▶ **Work to be completed**:
Read the entries below and pull out each line with the string "Dionex".

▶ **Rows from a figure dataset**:
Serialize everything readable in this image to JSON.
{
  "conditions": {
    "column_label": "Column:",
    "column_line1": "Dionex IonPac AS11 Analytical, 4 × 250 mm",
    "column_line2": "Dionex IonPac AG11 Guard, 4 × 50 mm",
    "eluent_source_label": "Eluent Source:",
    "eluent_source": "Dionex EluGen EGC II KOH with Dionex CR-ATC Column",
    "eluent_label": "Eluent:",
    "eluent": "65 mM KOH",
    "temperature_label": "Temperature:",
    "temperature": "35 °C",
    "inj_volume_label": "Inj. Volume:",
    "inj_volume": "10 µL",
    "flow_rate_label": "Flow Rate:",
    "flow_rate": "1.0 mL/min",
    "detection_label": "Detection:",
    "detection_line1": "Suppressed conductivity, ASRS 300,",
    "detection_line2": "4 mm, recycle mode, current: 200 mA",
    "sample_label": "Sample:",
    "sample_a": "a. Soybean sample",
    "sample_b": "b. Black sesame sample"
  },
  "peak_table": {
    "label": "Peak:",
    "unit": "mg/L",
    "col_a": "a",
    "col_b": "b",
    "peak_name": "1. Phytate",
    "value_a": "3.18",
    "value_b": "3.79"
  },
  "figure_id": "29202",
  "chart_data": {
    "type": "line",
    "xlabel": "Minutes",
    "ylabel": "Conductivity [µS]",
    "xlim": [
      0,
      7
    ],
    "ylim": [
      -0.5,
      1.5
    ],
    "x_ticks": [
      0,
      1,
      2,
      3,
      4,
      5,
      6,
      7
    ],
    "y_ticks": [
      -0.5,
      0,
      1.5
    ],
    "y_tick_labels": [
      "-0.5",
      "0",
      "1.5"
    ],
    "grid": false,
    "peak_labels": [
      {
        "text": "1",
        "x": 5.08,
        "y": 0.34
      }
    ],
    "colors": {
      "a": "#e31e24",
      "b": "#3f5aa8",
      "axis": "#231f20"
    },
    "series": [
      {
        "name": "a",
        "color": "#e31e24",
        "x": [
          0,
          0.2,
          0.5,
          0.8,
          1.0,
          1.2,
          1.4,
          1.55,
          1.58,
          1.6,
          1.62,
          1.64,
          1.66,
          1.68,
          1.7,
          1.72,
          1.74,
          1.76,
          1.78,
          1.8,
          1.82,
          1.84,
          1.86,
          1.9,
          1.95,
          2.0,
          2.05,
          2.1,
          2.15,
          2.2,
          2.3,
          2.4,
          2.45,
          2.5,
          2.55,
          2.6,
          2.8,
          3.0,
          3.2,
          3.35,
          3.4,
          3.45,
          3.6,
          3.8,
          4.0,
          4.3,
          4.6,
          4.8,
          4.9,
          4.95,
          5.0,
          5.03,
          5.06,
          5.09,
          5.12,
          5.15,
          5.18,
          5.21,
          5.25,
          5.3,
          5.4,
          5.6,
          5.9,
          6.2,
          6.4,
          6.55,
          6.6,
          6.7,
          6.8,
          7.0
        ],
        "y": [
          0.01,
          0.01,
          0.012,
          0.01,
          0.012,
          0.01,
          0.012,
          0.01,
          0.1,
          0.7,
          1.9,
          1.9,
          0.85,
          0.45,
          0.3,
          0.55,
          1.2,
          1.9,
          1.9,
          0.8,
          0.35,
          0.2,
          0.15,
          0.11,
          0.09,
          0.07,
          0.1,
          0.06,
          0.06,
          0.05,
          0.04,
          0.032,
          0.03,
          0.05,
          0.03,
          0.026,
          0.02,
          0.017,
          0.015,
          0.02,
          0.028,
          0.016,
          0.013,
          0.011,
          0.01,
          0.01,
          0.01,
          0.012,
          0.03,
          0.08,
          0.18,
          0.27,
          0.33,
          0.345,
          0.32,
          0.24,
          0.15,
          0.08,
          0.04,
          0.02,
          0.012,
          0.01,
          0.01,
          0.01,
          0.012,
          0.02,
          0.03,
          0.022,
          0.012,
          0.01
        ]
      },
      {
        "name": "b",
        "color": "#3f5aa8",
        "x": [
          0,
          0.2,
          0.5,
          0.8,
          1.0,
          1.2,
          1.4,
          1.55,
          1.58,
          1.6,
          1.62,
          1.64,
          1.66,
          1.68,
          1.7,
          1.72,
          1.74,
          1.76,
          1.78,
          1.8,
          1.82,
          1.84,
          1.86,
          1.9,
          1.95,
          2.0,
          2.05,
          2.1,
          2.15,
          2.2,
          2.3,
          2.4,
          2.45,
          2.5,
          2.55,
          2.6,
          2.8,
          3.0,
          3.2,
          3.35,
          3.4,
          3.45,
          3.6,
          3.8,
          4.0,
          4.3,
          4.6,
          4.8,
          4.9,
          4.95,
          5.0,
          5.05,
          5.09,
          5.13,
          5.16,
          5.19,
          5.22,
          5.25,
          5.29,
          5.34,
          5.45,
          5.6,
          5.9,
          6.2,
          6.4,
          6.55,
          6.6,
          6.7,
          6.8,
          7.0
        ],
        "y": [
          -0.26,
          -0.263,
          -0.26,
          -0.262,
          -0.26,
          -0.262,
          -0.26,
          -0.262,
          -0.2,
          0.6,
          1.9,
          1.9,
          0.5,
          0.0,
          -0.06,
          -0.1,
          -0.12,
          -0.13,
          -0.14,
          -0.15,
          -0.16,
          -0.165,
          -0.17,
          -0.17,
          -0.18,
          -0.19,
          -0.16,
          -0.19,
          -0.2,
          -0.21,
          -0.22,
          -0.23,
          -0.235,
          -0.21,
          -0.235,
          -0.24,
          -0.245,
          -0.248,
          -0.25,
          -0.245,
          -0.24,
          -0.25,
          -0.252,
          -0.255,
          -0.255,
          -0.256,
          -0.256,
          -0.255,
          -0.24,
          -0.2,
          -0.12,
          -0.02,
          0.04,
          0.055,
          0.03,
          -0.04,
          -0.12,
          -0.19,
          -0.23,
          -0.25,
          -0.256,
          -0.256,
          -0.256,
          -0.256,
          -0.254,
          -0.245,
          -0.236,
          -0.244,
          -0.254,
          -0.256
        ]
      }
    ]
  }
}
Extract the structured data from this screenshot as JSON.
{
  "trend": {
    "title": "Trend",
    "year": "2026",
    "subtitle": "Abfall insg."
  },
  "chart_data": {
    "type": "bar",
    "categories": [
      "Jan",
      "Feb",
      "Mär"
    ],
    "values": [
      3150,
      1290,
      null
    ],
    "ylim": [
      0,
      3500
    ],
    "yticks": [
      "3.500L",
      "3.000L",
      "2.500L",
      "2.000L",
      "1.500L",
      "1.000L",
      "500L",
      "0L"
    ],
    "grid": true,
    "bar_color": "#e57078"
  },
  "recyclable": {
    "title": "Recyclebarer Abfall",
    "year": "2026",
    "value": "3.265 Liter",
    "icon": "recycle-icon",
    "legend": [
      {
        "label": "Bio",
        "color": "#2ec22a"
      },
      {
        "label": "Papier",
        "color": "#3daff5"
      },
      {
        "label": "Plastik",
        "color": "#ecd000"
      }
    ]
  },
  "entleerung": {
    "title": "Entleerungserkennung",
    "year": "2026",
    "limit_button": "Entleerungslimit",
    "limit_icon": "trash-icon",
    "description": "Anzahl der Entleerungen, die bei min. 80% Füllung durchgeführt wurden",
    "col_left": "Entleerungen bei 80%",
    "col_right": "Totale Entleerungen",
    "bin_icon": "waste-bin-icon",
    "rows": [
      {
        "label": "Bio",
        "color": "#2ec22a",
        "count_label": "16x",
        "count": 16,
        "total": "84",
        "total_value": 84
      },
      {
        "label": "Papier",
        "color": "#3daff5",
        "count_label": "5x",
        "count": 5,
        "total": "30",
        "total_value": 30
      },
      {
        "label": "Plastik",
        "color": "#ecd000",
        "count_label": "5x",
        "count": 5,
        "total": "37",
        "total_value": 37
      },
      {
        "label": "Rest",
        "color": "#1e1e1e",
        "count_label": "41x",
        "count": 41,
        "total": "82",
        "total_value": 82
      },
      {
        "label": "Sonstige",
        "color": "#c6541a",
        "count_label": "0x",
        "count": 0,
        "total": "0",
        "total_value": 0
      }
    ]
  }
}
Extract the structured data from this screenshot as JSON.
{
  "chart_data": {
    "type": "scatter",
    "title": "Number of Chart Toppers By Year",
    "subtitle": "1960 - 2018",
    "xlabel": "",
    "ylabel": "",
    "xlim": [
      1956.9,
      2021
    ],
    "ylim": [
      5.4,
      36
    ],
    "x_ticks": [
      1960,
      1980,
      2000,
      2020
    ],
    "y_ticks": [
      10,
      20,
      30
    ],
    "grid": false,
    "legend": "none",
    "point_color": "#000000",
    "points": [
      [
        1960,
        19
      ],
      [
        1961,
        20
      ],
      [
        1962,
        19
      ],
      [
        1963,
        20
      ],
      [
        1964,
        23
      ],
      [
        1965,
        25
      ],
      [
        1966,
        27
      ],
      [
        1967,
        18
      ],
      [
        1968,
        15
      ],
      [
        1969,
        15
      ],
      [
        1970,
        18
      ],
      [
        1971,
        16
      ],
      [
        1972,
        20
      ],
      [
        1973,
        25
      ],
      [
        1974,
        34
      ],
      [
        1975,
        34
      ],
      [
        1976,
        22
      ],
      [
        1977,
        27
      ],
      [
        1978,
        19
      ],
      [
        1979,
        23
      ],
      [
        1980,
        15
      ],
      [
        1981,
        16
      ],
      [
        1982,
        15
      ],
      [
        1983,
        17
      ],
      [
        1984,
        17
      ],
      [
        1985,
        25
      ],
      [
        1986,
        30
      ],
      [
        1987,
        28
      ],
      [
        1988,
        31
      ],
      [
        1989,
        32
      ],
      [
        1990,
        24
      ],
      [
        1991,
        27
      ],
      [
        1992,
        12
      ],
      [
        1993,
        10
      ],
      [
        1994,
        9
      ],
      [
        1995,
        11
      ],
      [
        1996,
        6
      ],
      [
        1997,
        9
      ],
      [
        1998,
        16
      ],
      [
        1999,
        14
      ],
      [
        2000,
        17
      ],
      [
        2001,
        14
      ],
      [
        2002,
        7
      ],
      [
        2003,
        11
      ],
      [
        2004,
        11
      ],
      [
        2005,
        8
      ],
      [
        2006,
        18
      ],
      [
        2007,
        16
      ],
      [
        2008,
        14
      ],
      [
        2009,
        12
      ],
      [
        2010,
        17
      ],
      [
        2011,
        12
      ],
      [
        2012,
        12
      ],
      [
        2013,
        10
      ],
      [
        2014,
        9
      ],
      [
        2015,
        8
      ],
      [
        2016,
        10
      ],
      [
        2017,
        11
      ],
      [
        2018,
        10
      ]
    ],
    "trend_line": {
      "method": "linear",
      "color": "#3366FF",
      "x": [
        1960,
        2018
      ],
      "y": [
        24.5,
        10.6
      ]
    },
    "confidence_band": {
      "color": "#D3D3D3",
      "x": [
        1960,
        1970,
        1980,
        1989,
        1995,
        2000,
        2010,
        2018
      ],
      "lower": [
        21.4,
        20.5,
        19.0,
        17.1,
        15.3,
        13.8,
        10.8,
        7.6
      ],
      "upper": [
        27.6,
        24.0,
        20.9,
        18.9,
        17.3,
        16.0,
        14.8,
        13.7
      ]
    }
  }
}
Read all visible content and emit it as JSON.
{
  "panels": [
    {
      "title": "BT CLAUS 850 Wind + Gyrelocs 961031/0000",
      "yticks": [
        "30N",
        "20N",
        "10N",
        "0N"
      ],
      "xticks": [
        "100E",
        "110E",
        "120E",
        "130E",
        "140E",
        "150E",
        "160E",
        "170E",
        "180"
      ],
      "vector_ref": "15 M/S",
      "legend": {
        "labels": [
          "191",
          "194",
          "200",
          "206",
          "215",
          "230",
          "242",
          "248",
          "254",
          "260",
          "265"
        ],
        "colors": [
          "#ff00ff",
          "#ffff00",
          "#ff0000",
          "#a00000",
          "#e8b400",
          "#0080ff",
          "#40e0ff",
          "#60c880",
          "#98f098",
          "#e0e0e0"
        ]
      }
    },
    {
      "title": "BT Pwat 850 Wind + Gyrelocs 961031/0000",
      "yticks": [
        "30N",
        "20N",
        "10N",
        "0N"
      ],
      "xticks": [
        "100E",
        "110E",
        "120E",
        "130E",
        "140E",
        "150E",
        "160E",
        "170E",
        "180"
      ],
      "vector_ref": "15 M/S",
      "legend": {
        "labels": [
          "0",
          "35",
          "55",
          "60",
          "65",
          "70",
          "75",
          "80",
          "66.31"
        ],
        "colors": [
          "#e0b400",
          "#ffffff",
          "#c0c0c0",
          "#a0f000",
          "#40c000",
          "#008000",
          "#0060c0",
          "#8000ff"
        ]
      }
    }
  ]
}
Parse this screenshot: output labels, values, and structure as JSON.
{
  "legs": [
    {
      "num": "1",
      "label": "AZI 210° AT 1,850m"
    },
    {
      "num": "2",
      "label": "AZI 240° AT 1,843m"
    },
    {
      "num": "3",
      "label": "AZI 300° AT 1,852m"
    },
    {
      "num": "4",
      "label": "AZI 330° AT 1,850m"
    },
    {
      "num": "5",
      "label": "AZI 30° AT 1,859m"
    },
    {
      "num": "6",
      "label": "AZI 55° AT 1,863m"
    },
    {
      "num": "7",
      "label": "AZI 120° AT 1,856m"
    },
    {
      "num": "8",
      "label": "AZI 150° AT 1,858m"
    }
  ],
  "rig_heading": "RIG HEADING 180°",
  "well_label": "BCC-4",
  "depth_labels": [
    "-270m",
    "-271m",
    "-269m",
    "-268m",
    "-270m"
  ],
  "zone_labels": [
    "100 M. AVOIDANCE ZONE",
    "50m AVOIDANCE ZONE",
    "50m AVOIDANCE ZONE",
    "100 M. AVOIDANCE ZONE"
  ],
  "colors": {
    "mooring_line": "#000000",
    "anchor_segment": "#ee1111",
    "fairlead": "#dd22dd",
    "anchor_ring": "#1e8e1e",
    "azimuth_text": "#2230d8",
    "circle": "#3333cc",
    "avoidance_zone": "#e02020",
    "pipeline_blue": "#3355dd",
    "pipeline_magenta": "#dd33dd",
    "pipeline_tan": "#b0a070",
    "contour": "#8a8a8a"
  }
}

▶ **Exercise result**:
    "column_line1": "Dionex IonPac AS11 Analytical, 4 × 250 mm",
    "column_line2": "Dionex IonPac AG11 Guard, 4 × 50 mm",
    "eluent_source": "Dionex EluGen EGC II KOH with Dionex CR-ATC Column",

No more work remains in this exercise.